(Saved data entries)
— Begin —
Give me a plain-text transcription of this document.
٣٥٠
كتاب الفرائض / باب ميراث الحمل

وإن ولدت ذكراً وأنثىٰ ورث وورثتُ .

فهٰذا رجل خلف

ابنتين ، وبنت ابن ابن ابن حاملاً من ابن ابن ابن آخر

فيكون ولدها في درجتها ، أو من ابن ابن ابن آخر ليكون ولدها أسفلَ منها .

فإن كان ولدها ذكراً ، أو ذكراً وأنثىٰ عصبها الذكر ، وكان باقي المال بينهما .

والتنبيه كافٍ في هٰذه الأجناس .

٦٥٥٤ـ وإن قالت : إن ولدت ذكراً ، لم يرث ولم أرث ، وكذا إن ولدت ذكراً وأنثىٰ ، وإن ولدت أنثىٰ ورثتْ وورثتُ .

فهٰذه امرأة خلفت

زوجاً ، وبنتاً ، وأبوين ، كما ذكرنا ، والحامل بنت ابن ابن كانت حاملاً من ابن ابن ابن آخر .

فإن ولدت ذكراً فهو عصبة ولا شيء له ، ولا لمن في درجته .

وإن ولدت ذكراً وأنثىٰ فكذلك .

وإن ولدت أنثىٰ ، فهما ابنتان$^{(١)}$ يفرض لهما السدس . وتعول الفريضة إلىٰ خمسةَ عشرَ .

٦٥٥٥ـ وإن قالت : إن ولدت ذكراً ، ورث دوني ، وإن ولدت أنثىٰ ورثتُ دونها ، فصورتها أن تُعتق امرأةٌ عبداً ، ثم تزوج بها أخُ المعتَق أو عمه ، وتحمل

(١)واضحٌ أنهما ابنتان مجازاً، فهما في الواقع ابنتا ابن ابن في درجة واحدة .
— End —
## Goal
Which lines contain the word "ابنتان"? Copy each one.

## Reply
وإن ولدت أنثىٰ ، فهما ابنتان$^{(١)}$ يفرض لهما السدس . وتعول الفريضة إلىٰ خمسةَ عشرَ .
(١)واضحٌ أنهما ابنتان مجازاً، فهما في الواقع ابنتا ابن ابن في درجة واحدة .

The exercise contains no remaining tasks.